#### Lista de tarefas:
[a] Por favor, extraia do texto sobre Milei o trecho que vai de "Sua campanha tinha" até "partido de Milei.", incluindo este último.
[b] Responda com base no texto sobre Milei:
(i) Em que data Milei chegou à presidência?
(ii) Quanto em dólares Milei comprou para dotar o Banco Central de fundos?
(iii) Em que porcentagem os gastos do Estado foram reduzidos em relação a 2023?

#### Texto selecionado:
==========

Quando o economista Javier Milei se tornou o primeiro “libertário” na história mundial a chegar à presidência, em 10 de dezembro, dentro e fora da Argentina, muitos se perguntaram o que esperar desse outsider da política.
Sua campanha tinha sido repleta de declarações controversas, como sobre a criação de um “mercado de órgãos” humanos ou o livre porte de armas.
Seis meses depois, nada disso aconteceu. Também não se tornaram realidade várias das propostas que faziam parte da plataforma eleitoral de La Libertad Avanza, o partido de Milei.
Por exemplo, seu compromisso de remover os controles de capital (conhecidos localmente como “cepo al dólar”), fechar o Banco Central (que ele prometeu “dinamitar”) e dolarizar a economia.
Segundo explicou o presidente, todas essas propostas ainda estão de pé, mas, para implementá-las, deve primeiro ajustar a economia, começando por reduzir a inflação, próxima de 290% ao ano, a mais alta do mundo.
Nesse sentido, em seus primeiros meses como presidente, Milei surpreendeu com o pragmatismo de algumas de suas medidas.
Longe de fechar o Banco Central – que recebeu com reservas negativas – dotou-o com fundos (comprou cerca de US$17 bilhões), e, em vez de eliminar o peso, fortaleceu o seu valor em mais de 70%.
Mas outras decisões – como um ajuste sem precedentes dos gastos públicos e confrontos constantes no âmbito externo e interno – mergulharam o país em um estado de conflito permanente que ratifica a condição de “radical” do presidente, como a revista Time resumiu em sua capa.
Durante esses seis meses, o nome do presidente não deixou de ser mencionado um único dia na Argentina, seja por seu comportamento, suas declarações públicas, sua atividade nas redes sociais ou pelas crises que abalaram seu governo, que não foram poucas.
Os aumentos de casos de dengue no verão, a falta de gás natural no início do inverno, e a última que envolve a não distribuição de alimentos para restaurantes populares, com mandados de busca expedidos pela Justiça contra depósitos de alimentos estatais, são alguns exemplos.
Aqui contamos cinco das decisões mais polêmicas envolvendo Milei em seu primeiro semestre como presidente e o efeito que tiveram.
Déficit zero
Embora Milei tenha mostrado flexibilidade com algumas das propostas mais controversas defendidas em campanha, há uma sobre a qual tem sido absolutamente contundente, respeitando-a estritamente no seu primeiro semestre no comando: o chamado “déficit zero”.
Dito em termos simples, trata-se de garantir que o Estado tenha mais receitas do que gastos.
O presidente disse que o déficit zero é algo “que não é negociável de forma alguma” porque o considera a única maneira de baixar os preços, o problema mais urgente dos argentinos.
“Se o Estado não gasta mais do que arrecada e não recorre à emissão, não há inflação. Não é mágica”, explicou o economista.
Isso é algo que ele tem mantido desde o primeiro dia, apesar do custo social sem precedentes no país.
É que para alcançar o precioso déficit zero, Milei teve que aplicar o ajuste mais forte de que se tem lembrança, reduzindo de cara em 35% os gastos do Estado em relação a 2023.

==========

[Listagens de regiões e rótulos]
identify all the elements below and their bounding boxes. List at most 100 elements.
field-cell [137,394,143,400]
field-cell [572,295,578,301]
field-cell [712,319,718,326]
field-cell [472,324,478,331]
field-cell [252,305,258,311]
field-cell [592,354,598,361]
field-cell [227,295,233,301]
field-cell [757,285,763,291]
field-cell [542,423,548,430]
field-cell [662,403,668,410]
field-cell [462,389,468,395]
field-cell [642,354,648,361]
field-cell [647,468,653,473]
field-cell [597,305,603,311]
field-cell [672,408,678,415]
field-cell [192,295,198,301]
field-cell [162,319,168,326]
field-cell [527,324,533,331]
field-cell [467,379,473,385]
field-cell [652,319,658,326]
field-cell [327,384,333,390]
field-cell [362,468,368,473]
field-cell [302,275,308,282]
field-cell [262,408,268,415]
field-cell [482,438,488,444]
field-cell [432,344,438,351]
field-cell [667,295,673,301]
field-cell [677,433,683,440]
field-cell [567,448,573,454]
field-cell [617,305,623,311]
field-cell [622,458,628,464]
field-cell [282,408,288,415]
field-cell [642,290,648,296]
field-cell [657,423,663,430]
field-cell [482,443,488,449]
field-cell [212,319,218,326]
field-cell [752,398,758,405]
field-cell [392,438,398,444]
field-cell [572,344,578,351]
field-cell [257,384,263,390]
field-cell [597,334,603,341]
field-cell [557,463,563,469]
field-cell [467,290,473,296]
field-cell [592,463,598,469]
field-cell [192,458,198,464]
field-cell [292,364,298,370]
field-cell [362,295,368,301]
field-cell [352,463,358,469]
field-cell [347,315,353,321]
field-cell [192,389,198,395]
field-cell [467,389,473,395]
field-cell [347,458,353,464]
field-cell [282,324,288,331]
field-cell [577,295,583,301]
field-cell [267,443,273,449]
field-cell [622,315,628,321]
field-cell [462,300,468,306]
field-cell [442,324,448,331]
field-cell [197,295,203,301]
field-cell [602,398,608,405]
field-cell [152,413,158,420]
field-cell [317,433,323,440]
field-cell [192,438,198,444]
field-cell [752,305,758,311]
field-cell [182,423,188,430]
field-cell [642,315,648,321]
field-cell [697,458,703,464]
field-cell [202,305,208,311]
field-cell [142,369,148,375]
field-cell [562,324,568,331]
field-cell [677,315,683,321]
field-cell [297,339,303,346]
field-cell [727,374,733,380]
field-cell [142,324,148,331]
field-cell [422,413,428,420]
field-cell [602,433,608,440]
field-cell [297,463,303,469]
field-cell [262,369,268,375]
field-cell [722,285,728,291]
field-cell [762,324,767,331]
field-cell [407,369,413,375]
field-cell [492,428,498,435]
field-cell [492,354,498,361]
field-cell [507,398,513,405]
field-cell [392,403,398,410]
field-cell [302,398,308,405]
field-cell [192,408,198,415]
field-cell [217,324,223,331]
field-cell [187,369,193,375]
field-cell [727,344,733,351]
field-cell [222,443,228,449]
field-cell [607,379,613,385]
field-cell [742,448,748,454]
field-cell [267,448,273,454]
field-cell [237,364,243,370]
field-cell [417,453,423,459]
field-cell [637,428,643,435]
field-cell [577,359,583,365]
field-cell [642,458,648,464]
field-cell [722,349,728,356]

==========

#### Respostas desenvolvidas:
[a]
Sua campanha tinha sido repleta de declarações controversas, como sobre a criação de um “mercado de órgãos” humanos ou o livre porte de armas.
Seis meses depois, nada disso aconteceu. Também não se tornaram realidade várias das propostas que faziam parte da plataforma eleitoral de La Libertad Avanza, o partido de Milei.

[b]
(i) Em 10 de dezembro.
(ii) Cerca de US$17 bilhões.
(iii) Em 35%.